▶ Objective:
Exact repetition is required: output every record in full.

--- Start Exercise inputs ---

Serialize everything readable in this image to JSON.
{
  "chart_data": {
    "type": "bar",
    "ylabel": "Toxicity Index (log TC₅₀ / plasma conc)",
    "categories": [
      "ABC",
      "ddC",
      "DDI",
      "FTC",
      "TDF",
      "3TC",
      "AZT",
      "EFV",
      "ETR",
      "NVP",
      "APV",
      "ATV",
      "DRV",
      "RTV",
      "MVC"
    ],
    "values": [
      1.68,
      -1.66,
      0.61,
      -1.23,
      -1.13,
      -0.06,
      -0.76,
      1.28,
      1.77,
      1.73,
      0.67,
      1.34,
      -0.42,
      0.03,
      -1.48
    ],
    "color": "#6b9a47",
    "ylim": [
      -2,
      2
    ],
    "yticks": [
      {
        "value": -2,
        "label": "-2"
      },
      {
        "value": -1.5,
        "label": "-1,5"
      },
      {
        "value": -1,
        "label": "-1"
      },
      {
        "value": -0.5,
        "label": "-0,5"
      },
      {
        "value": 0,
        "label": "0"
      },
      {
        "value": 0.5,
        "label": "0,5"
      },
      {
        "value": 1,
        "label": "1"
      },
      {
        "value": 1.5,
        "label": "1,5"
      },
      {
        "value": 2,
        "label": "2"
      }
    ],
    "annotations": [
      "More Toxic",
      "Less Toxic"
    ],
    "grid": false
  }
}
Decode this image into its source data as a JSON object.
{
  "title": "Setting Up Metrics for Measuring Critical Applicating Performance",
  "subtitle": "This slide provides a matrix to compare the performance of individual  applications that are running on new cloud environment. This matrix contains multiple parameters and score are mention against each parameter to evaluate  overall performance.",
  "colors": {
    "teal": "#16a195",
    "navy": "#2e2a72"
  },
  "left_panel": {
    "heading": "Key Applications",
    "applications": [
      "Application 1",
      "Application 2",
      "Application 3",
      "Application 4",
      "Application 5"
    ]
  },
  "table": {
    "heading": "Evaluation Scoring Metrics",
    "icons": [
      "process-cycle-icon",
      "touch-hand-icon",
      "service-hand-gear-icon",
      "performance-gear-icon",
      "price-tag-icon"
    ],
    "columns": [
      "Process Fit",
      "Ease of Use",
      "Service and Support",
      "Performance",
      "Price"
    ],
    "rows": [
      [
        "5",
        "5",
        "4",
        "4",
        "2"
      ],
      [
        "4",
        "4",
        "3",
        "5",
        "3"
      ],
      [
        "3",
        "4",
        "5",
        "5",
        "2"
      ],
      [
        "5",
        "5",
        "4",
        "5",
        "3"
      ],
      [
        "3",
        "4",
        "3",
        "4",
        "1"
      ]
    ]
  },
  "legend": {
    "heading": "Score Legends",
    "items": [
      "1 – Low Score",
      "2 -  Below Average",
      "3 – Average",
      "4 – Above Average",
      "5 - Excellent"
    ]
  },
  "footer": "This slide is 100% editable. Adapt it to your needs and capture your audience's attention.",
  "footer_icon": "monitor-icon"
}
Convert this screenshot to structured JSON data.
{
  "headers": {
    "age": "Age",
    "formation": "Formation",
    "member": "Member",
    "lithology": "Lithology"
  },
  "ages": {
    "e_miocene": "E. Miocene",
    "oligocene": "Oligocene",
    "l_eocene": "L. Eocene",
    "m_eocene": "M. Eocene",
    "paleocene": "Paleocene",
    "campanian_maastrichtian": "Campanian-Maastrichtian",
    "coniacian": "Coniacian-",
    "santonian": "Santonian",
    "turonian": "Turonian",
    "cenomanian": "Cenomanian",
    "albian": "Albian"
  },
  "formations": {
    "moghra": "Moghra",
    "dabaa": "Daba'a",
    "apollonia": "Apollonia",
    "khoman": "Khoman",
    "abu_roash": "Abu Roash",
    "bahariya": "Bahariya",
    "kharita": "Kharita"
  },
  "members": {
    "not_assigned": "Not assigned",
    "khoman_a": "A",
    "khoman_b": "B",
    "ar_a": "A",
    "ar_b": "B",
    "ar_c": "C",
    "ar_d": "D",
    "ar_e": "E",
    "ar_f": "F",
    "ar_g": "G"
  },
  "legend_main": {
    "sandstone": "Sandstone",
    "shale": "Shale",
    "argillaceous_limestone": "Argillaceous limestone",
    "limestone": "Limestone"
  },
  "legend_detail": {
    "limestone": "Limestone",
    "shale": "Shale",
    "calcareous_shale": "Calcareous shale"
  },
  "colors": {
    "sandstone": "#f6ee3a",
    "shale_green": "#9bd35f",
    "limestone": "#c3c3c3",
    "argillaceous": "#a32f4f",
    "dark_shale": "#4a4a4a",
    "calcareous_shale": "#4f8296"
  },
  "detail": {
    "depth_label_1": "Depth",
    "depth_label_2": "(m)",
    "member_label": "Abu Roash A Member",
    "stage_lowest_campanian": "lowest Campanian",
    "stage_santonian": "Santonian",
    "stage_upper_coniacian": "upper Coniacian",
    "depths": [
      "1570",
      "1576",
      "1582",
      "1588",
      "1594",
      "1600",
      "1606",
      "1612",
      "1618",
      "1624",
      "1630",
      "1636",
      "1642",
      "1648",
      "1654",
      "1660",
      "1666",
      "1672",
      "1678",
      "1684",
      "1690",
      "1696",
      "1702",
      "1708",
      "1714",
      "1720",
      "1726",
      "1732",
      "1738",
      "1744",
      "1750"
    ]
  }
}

--- End Exercise inputs ---

▶ Exercise output:
Serialize everything readable in this image to JSON.
{
  "chart_data": {
    "type": "bar",
    "ylabel": "Toxicity Index (log TC₅₀ / plasma conc)",
    "categories": [
      "ABC",
      "ddC",
      "DDI",
      "FTC",
      "TDF",
      "3TC",
      "AZT",
      "EFV",
      "ETR",
      "NVP",
      "APV",
      "ATV",
      "DRV",
      "RTV",
      "MVC"
    ],
    "values": [
      1.68,
      -1.66,
      0.61,
      -1.23,
      -1.13,
      -0.06,
      -0.76,
      1.28,
      1.77,
      1.73,
      0.67,
      1.34,
      -0.42,
      0.03,
      -1.48
    ],
    "color": "#6b9a47",
    "ylim": [
      -2,
      2
    ],
    "yticks": [
      {
        "value": -2,
        "label": "-2"
      },
      {
        "value": -1.5,
        "label": "-1,5"
      },
      {
        "value": -1,
        "label": "-1"
      },
      {
        "value": -0.5,
        "label": "-0,5"
      },
      {
        "value": 0,
        "label": "0"
      },
      {
        "value": 0.5,
        "label": "0,5"
      },
      {
        "value": 1,
        "label": "1"
      },
      {
        "value": 1.5,
        "label": "1,5"
      },
      {
        "value": 2,
        "label": "2"
      }
    ],
    "annotations": [
      "More Toxic",
      "Less Toxic"
    ],
    "grid": false
  }
}
Decode this image into its source data as a JSON object.
{
  "title": "Setting Up Metrics for Measuring Critical Applicating Performance",
  "subtitle": "This slide provides a matrix to compare the performance of individual  applications that are running on new cloud environment. This matrix contains multiple parameters and score are mention against each parameter to evaluate  overall performance.",
  "colors": {
    "teal": "#16a195",
    "navy": "#2e2a72"
  },
  "left_panel": {
    "heading": "Key Applications",
    "applications": [
      "Application 1",
      "Application 2",
      "Application 3",
      "Application 4",
      "Application 5"
    ]
  },
  "table": {
    "heading": "Evaluation Scoring Metrics",
    "icons": [
      "process-cycle-icon",
      "touch-hand-icon",
      "service-hand-gear-icon",
      "performance-gear-icon",
      "price-tag-icon"
    ],
    "columns": [
      "Process Fit",
      "Ease of Use",
      "Service and Support",
      "Performance",
      "Price"
    ],
    "rows": [
      [
        "5",
        "5",
        "4",
        "4",
        "2"
      ],
      [
        "4",
        "4",
        "3",
        "5",
        "3"
      ],
      [
        "3",
        "4",
        "5",
        "5",
        "2"
      ],
      [
        "5",
        "5",
        "4",
        "5",
        "3"
      ],
      [
        "3",
        "4",
        "3",
        "4",
        "1"
      ]
    ]
  },
  "legend": {
    "heading": "Score Legends",
    "items": [
      "1 – Low Score",
      "2 -  Below Average",
      "3 – Average",
      "4 – Above Average",
      "5 - Excellent"
    ]
  },
  "footer": "This slide is 100% editable. Adapt it to your needs and capture your audience's attention.",
  "footer_icon": "monitor-icon"
}
Convert this screenshot to structured JSON data.
{
  "headers": {
    "age": "Age",
    "formation": "Formation",
    "member": "Member",
    "lithology": "Lithology"
  },
  "ages": {
    "e_miocene": "E. Miocene",
    "oligocene": "Oligocene",
    "l_eocene": "L. Eocene",
    "m_eocene": "M. Eocene",
    "paleocene": "Paleocene",
    "campanian_maastrichtian": "Campanian-Maastrichtian",
    "coniacian": "Coniacian-",
    "santonian": "Santonian",
    "turonian": "Turonian",
    "cenomanian": "Cenomanian",
    "albian": "Albian"
  },
  "formations": {
    "moghra": "Moghra",
    "dabaa": "Daba'a",
    "apollonia": "Apollonia",
    "khoman": "Khoman",
    "abu_roash": "Abu Roash",
    "bahariya": "Bahariya",
    "kharita": "Kharita"
  },
  "members": {
    "not_assigned": "Not assigned",
    "khoman_a": "A",
    "khoman_b": "B",
    "ar_a": "A",
    "ar_b": "B",
    "ar_c": "C",
    "ar_d": "D",
    "ar_e": "E",
    "ar_f": "F",
    "ar_g": "G"
  },
  "legend_main": {
    "sandstone": "Sandstone",
    "shale": "Shale",
    "argillaceous_limestone": "Argillaceous limestone",
    "limestone": "Limestone"
  },
  "legend_detail": {
    "limestone": "Limestone",
    "shale": "Shale",
    "calcareous_shale": "Calcareous shale"
  },
  "colors": {
    "sandstone": "#f6ee3a",
    "shale_green": "#9bd35f",
    "limestone": "#c3c3c3",
    "argillaceous": "#a32f4f",
    "dark_shale": "#4a4a4a",
    "calcareous_shale": "#4f8296"
  },
  "detail": {
    "depth_label_1": "Depth",
    "depth_label_2": "(m)",
    "member_label": "Abu Roash A Member",
    "stage_lowest_campanian": "lowest Campanian",
    "stage_santonian": "Santonian",
    "stage_upper_coniacian": "upper Coniacian",
    "depths": [
      "1570",
      "1576",
      "1582",
      "1588",
      "1594",
      "1600",
      "1606",
      "1612",
      "1618",
      "1624",
      "1630",
      "1636",
      "1642",
      "1648",
      "1654",
      "1660",
      "1666",
      "1672",
      "1678",
      "1684",
      "1690",
      "1696",
      "1702",
      "1708",
      "1714",
      "1720",
      "1726",
      "1732",
      "1738",
      "1744",
      "1750"
    ]
  }
}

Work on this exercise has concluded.